Records shown:
◆ ◆ ◆

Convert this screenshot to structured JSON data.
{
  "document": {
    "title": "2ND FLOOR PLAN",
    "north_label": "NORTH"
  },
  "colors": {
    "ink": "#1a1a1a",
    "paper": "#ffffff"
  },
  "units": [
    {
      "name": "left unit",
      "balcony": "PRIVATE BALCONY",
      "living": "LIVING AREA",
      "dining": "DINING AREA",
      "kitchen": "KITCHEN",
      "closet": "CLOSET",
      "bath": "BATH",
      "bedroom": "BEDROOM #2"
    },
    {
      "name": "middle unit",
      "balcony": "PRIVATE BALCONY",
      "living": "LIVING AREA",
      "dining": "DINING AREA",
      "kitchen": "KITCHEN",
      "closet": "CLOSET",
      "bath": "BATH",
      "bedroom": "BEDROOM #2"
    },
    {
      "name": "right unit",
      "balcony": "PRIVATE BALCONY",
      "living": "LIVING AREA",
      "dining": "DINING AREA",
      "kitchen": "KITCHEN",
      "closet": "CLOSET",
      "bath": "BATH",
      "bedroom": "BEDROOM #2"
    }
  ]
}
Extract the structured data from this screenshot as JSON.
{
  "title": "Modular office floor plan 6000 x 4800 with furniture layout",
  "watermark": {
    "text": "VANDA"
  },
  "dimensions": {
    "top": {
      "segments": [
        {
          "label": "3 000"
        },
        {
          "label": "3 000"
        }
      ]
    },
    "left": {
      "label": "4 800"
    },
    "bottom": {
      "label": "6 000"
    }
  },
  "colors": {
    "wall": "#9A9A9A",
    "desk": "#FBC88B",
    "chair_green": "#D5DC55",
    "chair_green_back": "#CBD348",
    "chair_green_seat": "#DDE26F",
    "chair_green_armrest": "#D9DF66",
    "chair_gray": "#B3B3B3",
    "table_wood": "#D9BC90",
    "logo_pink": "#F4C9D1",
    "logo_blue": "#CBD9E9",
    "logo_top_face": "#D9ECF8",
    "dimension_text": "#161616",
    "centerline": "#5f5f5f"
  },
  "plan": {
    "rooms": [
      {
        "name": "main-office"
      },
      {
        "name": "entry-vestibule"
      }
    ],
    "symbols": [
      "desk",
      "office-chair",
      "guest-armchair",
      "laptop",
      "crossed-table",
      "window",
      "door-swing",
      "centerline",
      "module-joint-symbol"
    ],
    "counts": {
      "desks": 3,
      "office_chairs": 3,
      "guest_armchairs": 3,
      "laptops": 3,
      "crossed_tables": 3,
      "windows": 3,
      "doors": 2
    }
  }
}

◆ ◆ ◆

Request:
Each line of the listing should be echoed back exactly.

Correct result:
Convert this screenshot to structured JSON data.
{
  "document": {
    "title": "2ND FLOOR PLAN",
    "north_label": "NORTH"
  },
  "colors": {
    "ink": "#1a1a1a",
    "paper": "#ffffff"
  },
  "units": [
    {
      "name": "left unit",
      "balcony": "PRIVATE BALCONY",
      "living": "LIVING AREA",
      "dining": "DINING AREA",
      "kitchen": "KITCHEN",
      "closet": "CLOSET",
      "bath": "BATH",
      "bedroom": "BEDROOM #2"
    },
    {
      "name": "middle unit",
      "balcony": "PRIVATE BALCONY",
      "living": "LIVING AREA",
      "dining": "DINING AREA",
      "kitchen": "KITCHEN",
      "closet": "CLOSET",
      "bath": "BATH",
      "bedroom": "BEDROOM #2"
    },
    {
      "name": "right unit",
      "balcony": "PRIVATE BALCONY",
      "living": "LIVING AREA",
      "dining": "DINING AREA",
      "kitchen": "KITCHEN",
      "closet": "CLOSET",
      "bath": "BATH",
      "bedroom": "BEDROOM #2"
    }
  ]
}
Extract the structured data from this screenshot as JSON.
{
  "title": "Modular office floor plan 6000 x 4800 with furniture layout",
  "watermark": {
    "text": "VANDA"
  },
  "dimensions": {
    "top": {
      "segments": [
        {
          "label": "3 000"
        },
        {
          "label": "3 000"
        }
      ]
    },
    "left": {
      "label": "4 800"
    },
    "bottom": {
      "label": "6 000"
    }
  },
  "colors": {
    "wall": "#9A9A9A",
    "desk": "#FBC88B",
    "chair_green": "#D5DC55",
    "chair_green_back": "#CBD348",
    "chair_green_seat": "#DDE26F",
    "chair_green_armrest": "#D9DF66",
    "chair_gray": "#B3B3B3",
    "table_wood": "#D9BC90",
    "logo_pink": "#F4C9D1",
    "logo_blue": "#CBD9E9",
    "logo_top_face": "#D9ECF8",
    "dimension_text": "#161616",
    "centerline": "#5f5f5f"
  },
  "plan": {
    "rooms": [
      {
        "name": "main-office"
      },
      {
        "name": "entry-vestibule"
      }
    ],
    "symbols": [
      "desk",
      "office-chair",
      "guest-armchair",
      "laptop",
      "crossed-table",
      "window",
      "door-swing",
      "centerline",
      "module-joint-symbol"
    ],
    "counts": {
      "desks": 3,
      "office_chairs": 3,
      "guest_armchairs": 3,
      "laptops": 3,
      "crossed_tables": 3,
      "windows": 3,
      "doors": 2
    }
  }
}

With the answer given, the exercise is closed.